Given task
Return each line of the data below verbatim; pictures are to be left out.

====

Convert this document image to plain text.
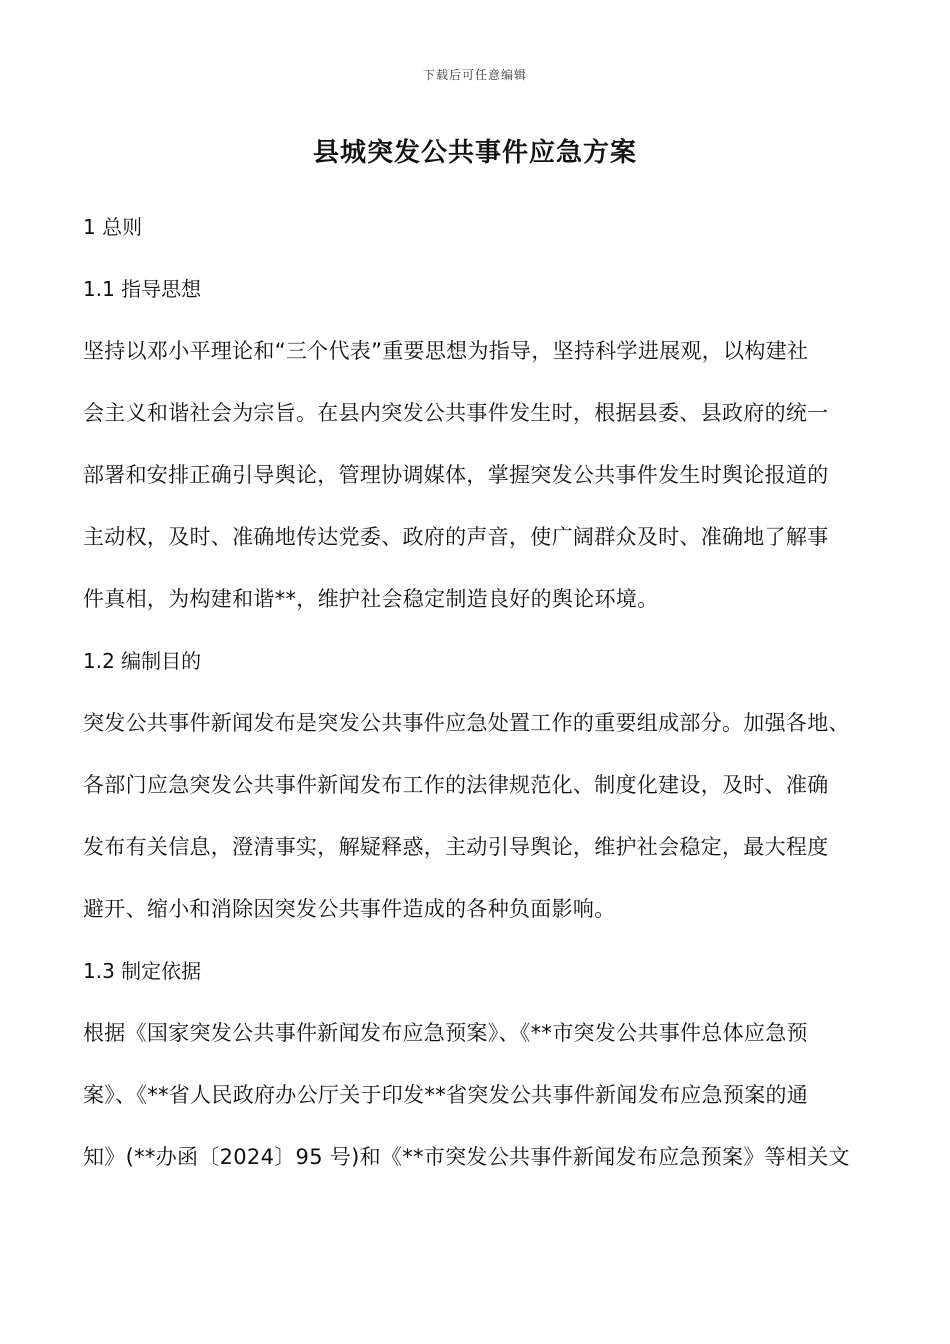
下载后可任意编辑
县城突发公共事件应急方案
1 总则
1.1 指导思想
坚持以邓小平理论和“三个代表”重要思想为指导，坚持科学进展观，以构建社
会主义和谐社会为宗旨。在县内突发公共事件发生时，根据县委、县政府的统一
部署和安排正确引导舆论，管理协调媒体，掌握突发公共事件发生时舆论报道的
主动权，及时、准确地传达党委、政府的声音，使广阔群众及时、准确地了解事
件真相，为构建和谐**，维护社会稳定制造良好的舆论环境。
1.2 编制目的
突发公共事件新闻发布是突发公共事件应急处置工作的重要组成部分。加强各地、
各部门应急突发公共事件新闻发布工作的法律规范化、制度化建设，及时、准确
发布有关信息，澄清事实，解疑释惑，主动引导舆论，维护社会稳定，最大程度
避开、缩小和消除因突发公共事件造成的各种负面影响。
1.3 制定依据
根据《国家突发公共事件新闻发布应急预案》、《**市突发公共事件总体应急预
案》、《**省人民政府办公厅关于印发**省突发公共事件新闻发布应急预案的通
知》(**办函〔2024〕95 号)和《**市突发公共事件新闻发布应急预案》等相关文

====

Final answer
Convert this document image to plain text.
下载后可任意编辑
县城突发公共事件应急方案
1 总则
1.1 指导思想
坚持以邓小平理论和“三个代表”重要思想为指导，坚持科学进展观，以构建社
会主义和谐社会为宗旨。在县内突发公共事件发生时，根据县委、县政府的统一
部署和安排正确引导舆论，管理协调媒体，掌握突发公共事件发生时舆论报道的
主动权，及时、准确地传达党委、政府的声音，使广阔群众及时、准确地了解事
件真相，为构建和谐**，维护社会稳定制造良好的舆论环境。
1.2 编制目的
突发公共事件新闻发布是突发公共事件应急处置工作的重要组成部分。加强各地、
各部门应急突发公共事件新闻发布工作的法律规范化、制度化建设，及时、准确
发布有关信息，澄清事实，解疑释惑，主动引导舆论，维护社会稳定，最大程度
避开、缩小和消除因突发公共事件造成的各种负面影响。
1.3 制定依据
根据《国家突发公共事件新闻发布应急预案》、《**市突发公共事件总体应急预
案》、《**省人民政府办公厅关于印发**省突发公共事件新闻发布应急预案的通
知》(**办函〔2024〕95 号)和《**市突发公共事件新闻发布应急预案》等相关文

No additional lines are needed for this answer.